• _Given task_
Copy the data precisely, character for character, and leave out every picture.

• _Entries shown_
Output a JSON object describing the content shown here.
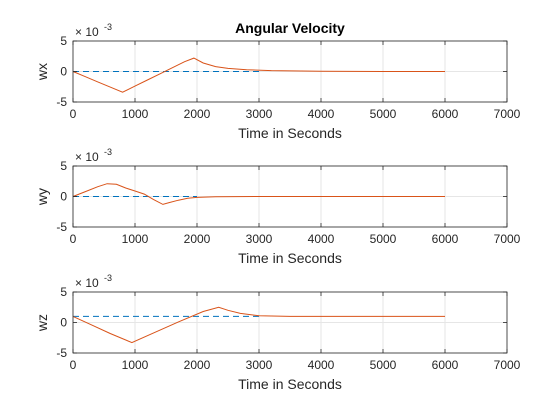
{
  "chart_data": [
    {
      "type": "line",
      "title": "Angular Velocity",
      "xlabel": "Time in Seconds",
      "ylabel": "wx",
      "exponent_base": "× 10",
      "exponent_power": "-3",
      "xlim": [
        0,
        7000
      ],
      "ylim": [
        -5,
        5
      ],
      "xticks": [
        "0",
        "1000",
        "2000",
        "3000",
        "4000",
        "5000",
        "6000",
        "7000"
      ],
      "yticks": [
        "5",
        "0",
        "-5"
      ],
      "grid": true,
      "series": [
        {
          "color": "#0072BD",
          "style": "dashed",
          "x": [
            0,
            3000
          ],
          "y": [
            0,
            0
          ]
        },
        {
          "color": "#D95319",
          "style": "solid",
          "x": [
            0,
            200,
            400,
            600,
            800,
            1000,
            1200,
            1400,
            1600,
            1800,
            1950,
            2100,
            2300,
            2500,
            2800,
            3200,
            4000,
            5000,
            6000
          ],
          "y": [
            0,
            -0.85,
            -1.7,
            -2.55,
            -3.4,
            -2.4,
            -1.4,
            -0.4,
            0.6,
            1.6,
            2.2,
            1.4,
            0.8,
            0.5,
            0.3,
            0.15,
            0.05,
            0.0,
            0.0
          ]
        }
      ]
    },
    {
      "type": "line",
      "title": "",
      "xlabel": "Time in Seconds",
      "ylabel": "wy",
      "exponent_base": "× 10",
      "exponent_power": "-3",
      "xlim": [
        0,
        7000
      ],
      "ylim": [
        -5,
        5
      ],
      "xticks": [
        "0",
        "1000",
        "2000",
        "3000",
        "4000",
        "5000",
        "6000",
        "7000"
      ],
      "yticks": [
        "5",
        "0",
        "-5"
      ],
      "grid": true,
      "series": [
        {
          "color": "#0072BD",
          "style": "dashed",
          "x": [
            0,
            2000
          ],
          "y": [
            0,
            0
          ]
        },
        {
          "color": "#D95319",
          "style": "solid",
          "x": [
            0,
            200,
            400,
            550,
            700,
            850,
            1000,
            1150,
            1300,
            1450,
            1550,
            1700,
            1850,
            2000,
            2300,
            3000,
            4000,
            5000,
            6000
          ],
          "y": [
            0,
            0.8,
            1.6,
            2.1,
            2.0,
            1.4,
            0.9,
            0.4,
            -0.5,
            -1.3,
            -1.0,
            -0.6,
            -0.3,
            -0.15,
            -0.05,
            0.0,
            0.0,
            0.0,
            0.0
          ]
        }
      ]
    },
    {
      "type": "line",
      "title": "",
      "xlabel": "Time in Seconds",
      "ylabel": "wz",
      "exponent_base": "× 10",
      "exponent_power": "-3",
      "xlim": [
        0,
        7000
      ],
      "ylim": [
        -5,
        5
      ],
      "xticks": [
        "0",
        "1000",
        "2000",
        "3000",
        "4000",
        "5000",
        "6000",
        "7000"
      ],
      "yticks": [
        "5",
        "0",
        "-5"
      ],
      "grid": true,
      "series": [
        {
          "color": "#0072BD",
          "style": "dashed",
          "x": [
            0,
            3000
          ],
          "y": [
            1,
            1
          ]
        },
        {
          "color": "#D95319",
          "style": "solid",
          "x": [
            0,
            300,
            600,
            950,
            1300,
            1700,
            2100,
            2350,
            2500,
            2700,
            3000,
            3500,
            4000,
            5000,
            6000
          ],
          "y": [
            1,
            -0.4,
            -1.8,
            -3.3,
            -1.7,
            0.1,
            1.8,
            2.5,
            2.0,
            1.5,
            1.1,
            1.0,
            1.0,
            1.0,
            1.0
          ]
        }
      ]
    }
  ]
}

• _The result_
Output a JSON object describing the content shown here.
{
  "chart_data": [
    {
      "type": "line",
      "title": "Angular Velocity",
      "xlabel": "Time in Seconds",
      "ylabel": "wx",
      "exponent_base": "× 10",
      "exponent_power": "-3",
      "xlim": [
        0,
        7000
      ],
      "ylim": [
        -5,
        5
      ],
      "xticks": [
        "0",
        "1000",
        "2000",
        "3000",
        "4000",
        "5000",
        "6000",
        "7000"
      ],
      "yticks": [
        "5",
        "0",
        "-5"
      ],
      "grid": true,
      "series": [
        {
          "color": "#0072BD",
          "style": "dashed",
          "x": [
            0,
            3000
          ],
          "y": [
            0,
            0
          ]
        },
        {
          "color": "#D95319",
          "style": "solid",
          "x": [
            0,
            200,
            400,
            600,
            800,
            1000,
            1200,
            1400,
            1600,
            1800,
            1950,
            2100,
            2300,
            2500,
            2800,
            3200,
            4000,
            5000,
            6000
          ],
          "y": [
            0,
            -0.85,
            -1.7,
            -2.55,
            -3.4,
            -2.4,
            -1.4,
            -0.4,
            0.6,
            1.6,
            2.2,
            1.4,
            0.8,
            0.5,
            0.3,
            0.15,
            0.05,
            0.0,
            0.0
          ]
        }
      ]
    },
    {
      "type": "line",
      "title": "",
      "xlabel": "Time in Seconds",
      "ylabel": "wy",
      "exponent_base": "× 10",
      "exponent_power": "-3",
      "xlim": [
        0,
        7000
      ],
      "ylim": [
        -5,
        5
      ],
      "xticks": [
        "0",
        "1000",
        "2000",
        "3000",
        "4000",
        "5000",
        "6000",
        "7000"
      ],
      "yticks": [
        "5",
        "0",
        "-5"
      ],
      "grid": true,
      "series": [
        {
          "color": "#0072BD",
          "style": "dashed",
          "x": [
            0,
            2000
          ],
          "y": [
            0,
            0
          ]
        },
        {
          "color": "#D95319",
          "style": "solid",
          "x": [
            0,
            200,
            400,
            550,
            700,
            850,
            1000,
            1150,
            1300,
            1450,
            1550,
            1700,
            1850,
            2000,
            2300,
            3000,
            4000,
            5000,
            6000
          ],
          "y": [
            0,
            0.8,
            1.6,
            2.1,
            2.0,
            1.4,
            0.9,
            0.4,
            -0.5,
            -1.3,
            -1.0,
            -0.6,
            -0.3,
            -0.15,
            -0.05,
            0.0,
            0.0,
            0.0,
            0.0
          ]
        }
      ]
    },
    {
      "type": "line",
      "title": "",
      "xlabel": "Time in Seconds",
      "ylabel": "wz",
      "exponent_base": "× 10",
      "exponent_power": "-3",
      "xlim": [
        0,
        7000
      ],
      "ylim": [
        -5,
        5
      ],
      "xticks": [
        "0",
        "1000",
        "2000",
        "3000",
        "4000",
        "5000",
        "6000",
        "7000"
      ],
      "yticks": [
        "5",
        "0",
        "-5"
      ],
      "grid": true,
      "series": [
        {
          "color": "#0072BD",
          "style": "dashed",
          "x": [
            0,
            3000
          ],
          "y": [
            1,
            1
          ]
        },
        {
          "color": "#D95319",
          "style": "solid",
          "x": [
            0,
            300,
            600,
            950,
            1300,
            1700,
            2100,
            2350,
            2500,
            2700,
            3000,
            3500,
            4000,
            5000,
            6000
          ],
          "y": [
            1,
            -0.4,
            -1.8,
            -3.3,
            -1.7,
            0.1,
            1.8,
            2.5,
            2.0,
            1.5,
            1.1,
            1.0,
            1.0,
            1.0,
            1.0
          ]
        }
      ]
    }
  ]
}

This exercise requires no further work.